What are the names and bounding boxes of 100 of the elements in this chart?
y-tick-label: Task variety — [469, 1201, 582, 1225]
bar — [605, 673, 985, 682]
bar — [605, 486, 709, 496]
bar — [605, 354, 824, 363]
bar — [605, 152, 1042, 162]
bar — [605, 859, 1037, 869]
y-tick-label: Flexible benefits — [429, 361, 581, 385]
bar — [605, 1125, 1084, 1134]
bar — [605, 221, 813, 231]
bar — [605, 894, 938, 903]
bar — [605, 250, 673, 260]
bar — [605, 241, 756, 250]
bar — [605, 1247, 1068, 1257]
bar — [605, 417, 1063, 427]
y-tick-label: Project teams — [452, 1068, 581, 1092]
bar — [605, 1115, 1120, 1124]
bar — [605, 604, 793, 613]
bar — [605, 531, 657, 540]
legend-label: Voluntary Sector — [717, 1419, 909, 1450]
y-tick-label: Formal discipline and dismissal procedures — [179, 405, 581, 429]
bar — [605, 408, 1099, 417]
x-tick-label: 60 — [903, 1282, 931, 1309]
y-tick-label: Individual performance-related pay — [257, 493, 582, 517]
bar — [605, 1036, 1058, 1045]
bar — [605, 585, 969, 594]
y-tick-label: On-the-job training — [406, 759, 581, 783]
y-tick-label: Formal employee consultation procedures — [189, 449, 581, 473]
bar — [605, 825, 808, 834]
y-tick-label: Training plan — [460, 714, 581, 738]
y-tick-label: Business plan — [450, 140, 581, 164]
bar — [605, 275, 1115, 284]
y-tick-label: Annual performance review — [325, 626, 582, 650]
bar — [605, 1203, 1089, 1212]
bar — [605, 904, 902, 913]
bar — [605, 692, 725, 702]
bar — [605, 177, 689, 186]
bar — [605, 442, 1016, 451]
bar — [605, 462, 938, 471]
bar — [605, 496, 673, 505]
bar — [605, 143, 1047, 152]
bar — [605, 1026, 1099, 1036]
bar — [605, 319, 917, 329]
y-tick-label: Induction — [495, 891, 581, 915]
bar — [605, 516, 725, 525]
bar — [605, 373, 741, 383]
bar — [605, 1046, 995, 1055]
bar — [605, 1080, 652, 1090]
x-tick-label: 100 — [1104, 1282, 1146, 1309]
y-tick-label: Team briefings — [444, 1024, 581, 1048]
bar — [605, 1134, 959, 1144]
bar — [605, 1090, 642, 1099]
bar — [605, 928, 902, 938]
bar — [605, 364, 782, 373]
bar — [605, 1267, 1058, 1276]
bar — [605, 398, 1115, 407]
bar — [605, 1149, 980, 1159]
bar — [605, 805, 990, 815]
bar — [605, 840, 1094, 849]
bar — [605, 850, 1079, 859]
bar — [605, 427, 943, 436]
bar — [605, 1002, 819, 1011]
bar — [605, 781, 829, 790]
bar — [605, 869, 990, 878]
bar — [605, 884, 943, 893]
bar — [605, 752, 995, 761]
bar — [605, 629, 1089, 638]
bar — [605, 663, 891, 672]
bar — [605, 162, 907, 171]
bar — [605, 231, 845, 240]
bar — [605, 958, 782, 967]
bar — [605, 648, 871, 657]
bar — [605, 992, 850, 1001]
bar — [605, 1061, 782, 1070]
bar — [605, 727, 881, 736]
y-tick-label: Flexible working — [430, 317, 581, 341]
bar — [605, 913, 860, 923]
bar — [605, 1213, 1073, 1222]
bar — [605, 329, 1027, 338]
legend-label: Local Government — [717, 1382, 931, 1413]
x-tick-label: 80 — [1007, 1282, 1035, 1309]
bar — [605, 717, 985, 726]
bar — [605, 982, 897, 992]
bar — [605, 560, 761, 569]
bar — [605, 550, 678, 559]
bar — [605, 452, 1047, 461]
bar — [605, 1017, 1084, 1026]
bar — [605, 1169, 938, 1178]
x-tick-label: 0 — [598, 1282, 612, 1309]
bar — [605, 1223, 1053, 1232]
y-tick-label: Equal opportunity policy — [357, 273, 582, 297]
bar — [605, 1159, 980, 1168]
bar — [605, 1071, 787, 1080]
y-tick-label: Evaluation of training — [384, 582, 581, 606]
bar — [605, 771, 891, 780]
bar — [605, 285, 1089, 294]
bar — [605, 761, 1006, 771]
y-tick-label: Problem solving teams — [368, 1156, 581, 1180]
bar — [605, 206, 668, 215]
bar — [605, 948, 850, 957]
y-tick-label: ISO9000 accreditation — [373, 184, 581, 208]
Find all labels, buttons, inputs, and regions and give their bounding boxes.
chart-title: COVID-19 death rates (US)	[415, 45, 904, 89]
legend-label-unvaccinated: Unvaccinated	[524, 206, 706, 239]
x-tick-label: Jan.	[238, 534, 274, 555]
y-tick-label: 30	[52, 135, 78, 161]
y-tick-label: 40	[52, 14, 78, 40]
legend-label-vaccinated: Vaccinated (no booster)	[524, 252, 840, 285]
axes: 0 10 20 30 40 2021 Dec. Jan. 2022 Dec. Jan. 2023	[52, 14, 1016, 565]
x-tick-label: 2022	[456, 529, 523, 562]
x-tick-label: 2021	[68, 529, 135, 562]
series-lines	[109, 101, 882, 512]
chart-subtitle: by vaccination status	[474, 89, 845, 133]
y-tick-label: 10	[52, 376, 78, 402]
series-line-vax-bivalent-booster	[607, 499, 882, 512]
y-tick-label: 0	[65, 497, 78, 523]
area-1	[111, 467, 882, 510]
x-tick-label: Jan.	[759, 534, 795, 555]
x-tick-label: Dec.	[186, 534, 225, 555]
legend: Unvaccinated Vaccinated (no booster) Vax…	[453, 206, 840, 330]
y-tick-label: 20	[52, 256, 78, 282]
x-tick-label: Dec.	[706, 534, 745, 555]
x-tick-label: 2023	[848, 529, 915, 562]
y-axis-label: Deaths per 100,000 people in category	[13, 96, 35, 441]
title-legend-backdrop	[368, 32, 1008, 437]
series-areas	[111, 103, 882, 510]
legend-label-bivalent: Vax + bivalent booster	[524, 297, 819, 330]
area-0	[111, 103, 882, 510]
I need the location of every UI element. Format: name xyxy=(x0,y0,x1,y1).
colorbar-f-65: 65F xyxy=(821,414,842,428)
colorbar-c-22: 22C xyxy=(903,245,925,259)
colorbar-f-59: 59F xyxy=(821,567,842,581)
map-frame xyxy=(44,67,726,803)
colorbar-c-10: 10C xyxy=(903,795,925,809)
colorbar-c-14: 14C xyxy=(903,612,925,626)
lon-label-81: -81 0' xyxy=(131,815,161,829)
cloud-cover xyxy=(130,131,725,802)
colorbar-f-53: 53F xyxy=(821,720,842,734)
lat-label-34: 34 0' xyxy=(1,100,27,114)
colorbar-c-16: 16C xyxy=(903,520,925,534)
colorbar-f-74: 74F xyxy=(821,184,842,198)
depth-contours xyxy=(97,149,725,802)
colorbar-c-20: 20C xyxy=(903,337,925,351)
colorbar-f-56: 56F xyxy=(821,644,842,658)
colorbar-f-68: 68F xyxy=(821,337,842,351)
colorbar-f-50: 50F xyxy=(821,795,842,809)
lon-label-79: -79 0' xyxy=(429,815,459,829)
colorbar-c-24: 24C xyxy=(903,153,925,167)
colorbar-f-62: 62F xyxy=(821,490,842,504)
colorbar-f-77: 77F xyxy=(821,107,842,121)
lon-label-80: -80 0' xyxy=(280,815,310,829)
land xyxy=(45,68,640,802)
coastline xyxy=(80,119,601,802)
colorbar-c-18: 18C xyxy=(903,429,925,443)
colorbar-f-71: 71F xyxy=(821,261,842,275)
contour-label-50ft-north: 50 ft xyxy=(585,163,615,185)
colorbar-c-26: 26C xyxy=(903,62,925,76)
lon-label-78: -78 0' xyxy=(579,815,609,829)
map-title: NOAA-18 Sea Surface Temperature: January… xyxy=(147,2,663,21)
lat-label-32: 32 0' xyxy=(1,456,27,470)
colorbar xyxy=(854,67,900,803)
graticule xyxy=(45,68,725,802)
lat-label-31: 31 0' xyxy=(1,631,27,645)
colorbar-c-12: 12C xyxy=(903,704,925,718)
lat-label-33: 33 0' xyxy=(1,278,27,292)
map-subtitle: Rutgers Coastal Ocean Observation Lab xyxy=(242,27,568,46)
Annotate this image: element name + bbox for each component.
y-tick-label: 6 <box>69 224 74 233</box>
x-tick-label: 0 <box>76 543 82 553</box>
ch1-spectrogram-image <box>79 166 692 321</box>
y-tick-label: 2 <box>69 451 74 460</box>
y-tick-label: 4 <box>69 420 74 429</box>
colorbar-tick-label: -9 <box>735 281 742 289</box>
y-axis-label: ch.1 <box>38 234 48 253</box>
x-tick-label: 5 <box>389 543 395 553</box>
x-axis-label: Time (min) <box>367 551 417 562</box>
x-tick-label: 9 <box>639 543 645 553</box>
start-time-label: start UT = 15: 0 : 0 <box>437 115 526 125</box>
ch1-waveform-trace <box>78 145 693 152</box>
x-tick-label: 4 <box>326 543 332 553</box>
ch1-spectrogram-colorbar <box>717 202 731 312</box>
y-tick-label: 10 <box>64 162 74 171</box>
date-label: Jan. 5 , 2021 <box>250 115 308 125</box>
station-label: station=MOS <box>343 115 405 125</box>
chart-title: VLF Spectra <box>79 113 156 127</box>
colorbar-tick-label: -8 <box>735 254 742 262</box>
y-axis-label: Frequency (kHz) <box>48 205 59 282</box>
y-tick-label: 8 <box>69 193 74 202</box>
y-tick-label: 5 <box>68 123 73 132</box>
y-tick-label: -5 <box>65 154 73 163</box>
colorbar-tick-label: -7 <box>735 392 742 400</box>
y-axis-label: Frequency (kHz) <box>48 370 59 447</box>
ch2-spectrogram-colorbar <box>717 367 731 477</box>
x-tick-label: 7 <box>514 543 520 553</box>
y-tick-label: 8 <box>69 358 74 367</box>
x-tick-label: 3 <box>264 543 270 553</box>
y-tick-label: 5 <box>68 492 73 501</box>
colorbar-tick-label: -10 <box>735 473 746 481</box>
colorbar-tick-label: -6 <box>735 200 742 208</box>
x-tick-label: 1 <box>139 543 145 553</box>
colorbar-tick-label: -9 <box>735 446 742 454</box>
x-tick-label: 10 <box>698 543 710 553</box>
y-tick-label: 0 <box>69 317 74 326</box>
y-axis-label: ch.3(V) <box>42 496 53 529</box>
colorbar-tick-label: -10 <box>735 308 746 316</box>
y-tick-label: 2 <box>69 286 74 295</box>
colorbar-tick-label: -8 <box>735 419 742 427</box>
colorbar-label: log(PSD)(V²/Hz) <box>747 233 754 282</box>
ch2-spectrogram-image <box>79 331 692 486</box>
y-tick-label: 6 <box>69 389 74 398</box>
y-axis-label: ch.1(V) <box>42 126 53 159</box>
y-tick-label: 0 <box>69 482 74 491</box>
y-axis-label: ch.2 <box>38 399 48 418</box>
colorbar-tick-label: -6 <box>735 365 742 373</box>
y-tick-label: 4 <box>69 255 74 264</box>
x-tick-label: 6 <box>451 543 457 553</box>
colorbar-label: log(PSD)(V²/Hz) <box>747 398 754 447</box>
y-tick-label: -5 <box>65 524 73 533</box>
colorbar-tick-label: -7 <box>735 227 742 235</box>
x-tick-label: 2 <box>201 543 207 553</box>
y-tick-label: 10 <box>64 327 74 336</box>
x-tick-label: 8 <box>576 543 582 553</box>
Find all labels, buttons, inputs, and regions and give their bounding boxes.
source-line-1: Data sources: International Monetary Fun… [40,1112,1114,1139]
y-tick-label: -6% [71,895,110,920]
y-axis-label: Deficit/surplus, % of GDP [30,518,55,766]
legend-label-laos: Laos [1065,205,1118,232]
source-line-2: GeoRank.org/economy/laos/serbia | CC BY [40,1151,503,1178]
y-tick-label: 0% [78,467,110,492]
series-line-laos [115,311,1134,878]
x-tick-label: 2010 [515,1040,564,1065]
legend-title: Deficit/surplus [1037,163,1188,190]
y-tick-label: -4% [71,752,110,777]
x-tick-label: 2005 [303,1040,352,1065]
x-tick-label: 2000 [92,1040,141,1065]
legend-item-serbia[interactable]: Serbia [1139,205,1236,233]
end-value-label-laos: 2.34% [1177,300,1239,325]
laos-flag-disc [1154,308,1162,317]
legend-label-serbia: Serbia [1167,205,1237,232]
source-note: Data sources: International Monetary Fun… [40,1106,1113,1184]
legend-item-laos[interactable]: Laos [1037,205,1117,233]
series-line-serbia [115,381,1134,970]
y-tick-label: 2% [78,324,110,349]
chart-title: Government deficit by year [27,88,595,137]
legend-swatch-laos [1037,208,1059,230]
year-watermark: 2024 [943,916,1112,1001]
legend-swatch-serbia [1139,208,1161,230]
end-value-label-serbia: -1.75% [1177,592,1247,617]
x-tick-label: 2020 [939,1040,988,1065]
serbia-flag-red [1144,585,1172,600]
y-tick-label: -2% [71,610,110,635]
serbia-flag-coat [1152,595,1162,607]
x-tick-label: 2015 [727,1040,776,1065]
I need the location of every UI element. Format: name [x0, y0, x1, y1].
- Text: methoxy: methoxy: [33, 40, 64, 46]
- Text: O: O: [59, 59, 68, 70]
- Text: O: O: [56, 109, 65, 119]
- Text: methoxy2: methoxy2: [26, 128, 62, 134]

• [Written task]:
Count the lines in the records above that contain the string "axis", and reply with that number alone.

• [The completed task]:
9